%%
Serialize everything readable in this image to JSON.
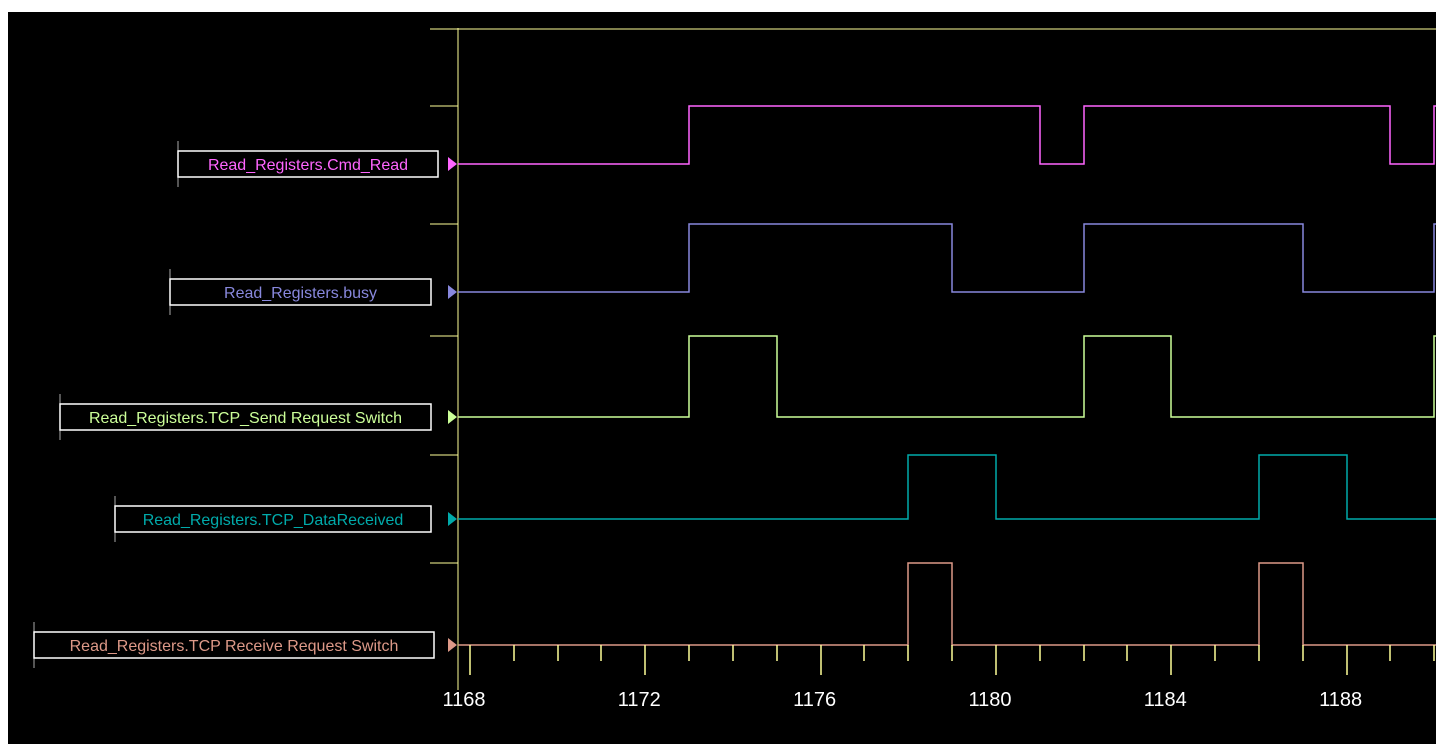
{
  "chart_data": {
    "type": "line",
    "title": "",
    "xlabel": "",
    "ylabel": "",
    "x_range": [
      1167,
      1191
    ],
    "x_ticks": [
      1168,
      1172,
      1176,
      1180,
      1184,
      1188
    ],
    "grid": false,
    "series": [
      {
        "name": "Read_Registers.Cmd_Read",
        "color": "#ff66ff",
        "transitions": [
          [
            1167,
            0
          ],
          [
            1173,
            1
          ],
          [
            1181,
            0
          ],
          [
            1182,
            1
          ],
          [
            1189,
            0
          ],
          [
            1190,
            1
          ]
        ]
      },
      {
        "name": "Read_Registers.busy",
        "color": "#8888dd",
        "transitions": [
          [
            1167,
            0
          ],
          [
            1173,
            1
          ],
          [
            1179,
            0
          ],
          [
            1182,
            1
          ],
          [
            1187,
            0
          ],
          [
            1190,
            1
          ]
        ]
      },
      {
        "name": "Read_Registers.TCP_Send Request Switch",
        "color": "#ccff99",
        "transitions": [
          [
            1167,
            0
          ],
          [
            1173,
            1
          ],
          [
            1175,
            0
          ],
          [
            1182,
            1
          ],
          [
            1184,
            0
          ],
          [
            1190,
            1
          ]
        ]
      },
      {
        "name": "Read_Registers.TCP_DataReceived",
        "color": "#00aaaa",
        "transitions": [
          [
            1167,
            0
          ],
          [
            1178,
            1
          ],
          [
            1180,
            0
          ],
          [
            1186,
            1
          ],
          [
            1188,
            0
          ]
        ]
      },
      {
        "name": "Read_Registers.TCP Receive Request Switch",
        "color": "#dd9988",
        "transitions": [
          [
            1167,
            0
          ],
          [
            1178,
            1
          ],
          [
            1179,
            0
          ],
          [
            1186,
            1
          ],
          [
            1187,
            0
          ]
        ]
      }
    ]
  },
  "colors": {
    "background": "#000000",
    "axis": "#ffff99"
  }
}
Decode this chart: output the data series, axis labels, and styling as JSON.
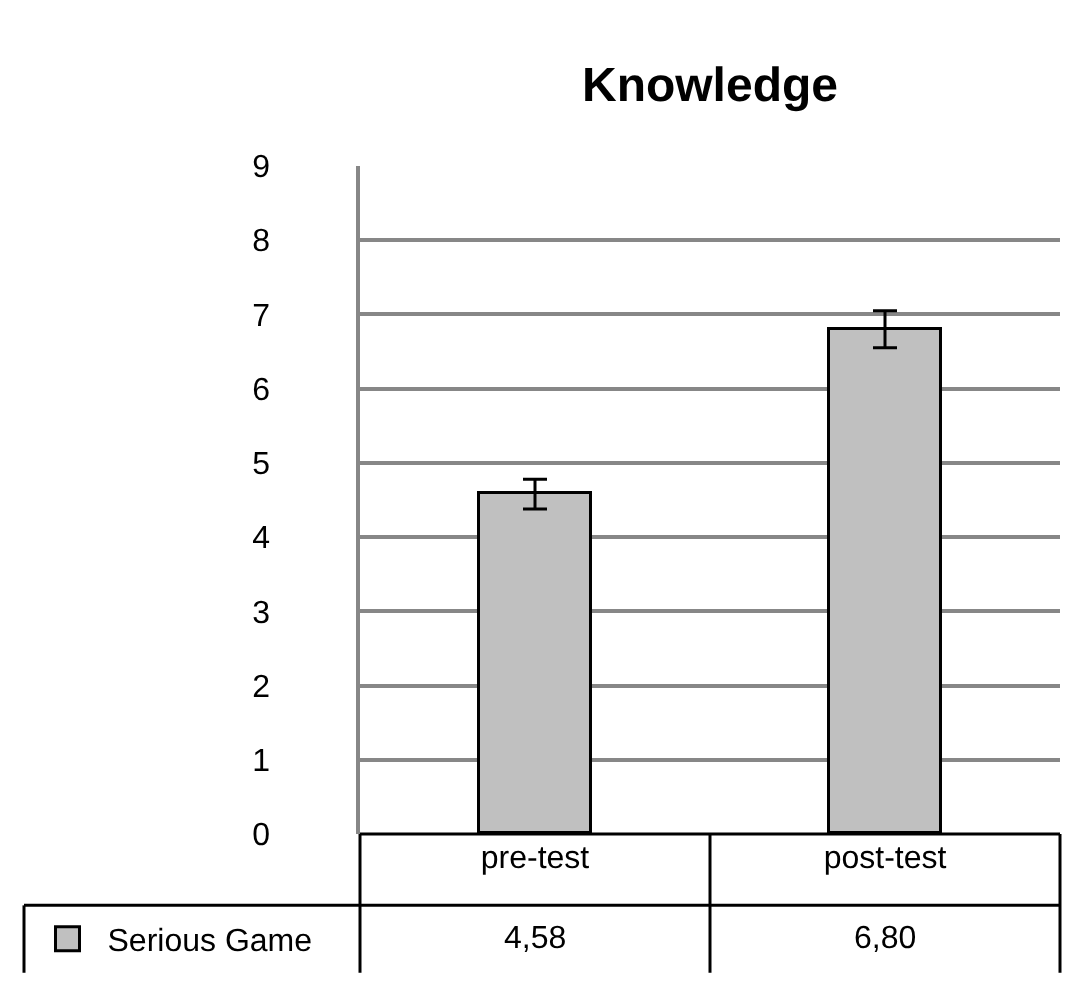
%%
DESCRIPTION OF THE TASK
For each line above that contains the word "series", copy that line.

OUTPUT FOR THIS EXERCISE
    "series": [
Decode this chart: output the data series, axis labels, and styling as JSON.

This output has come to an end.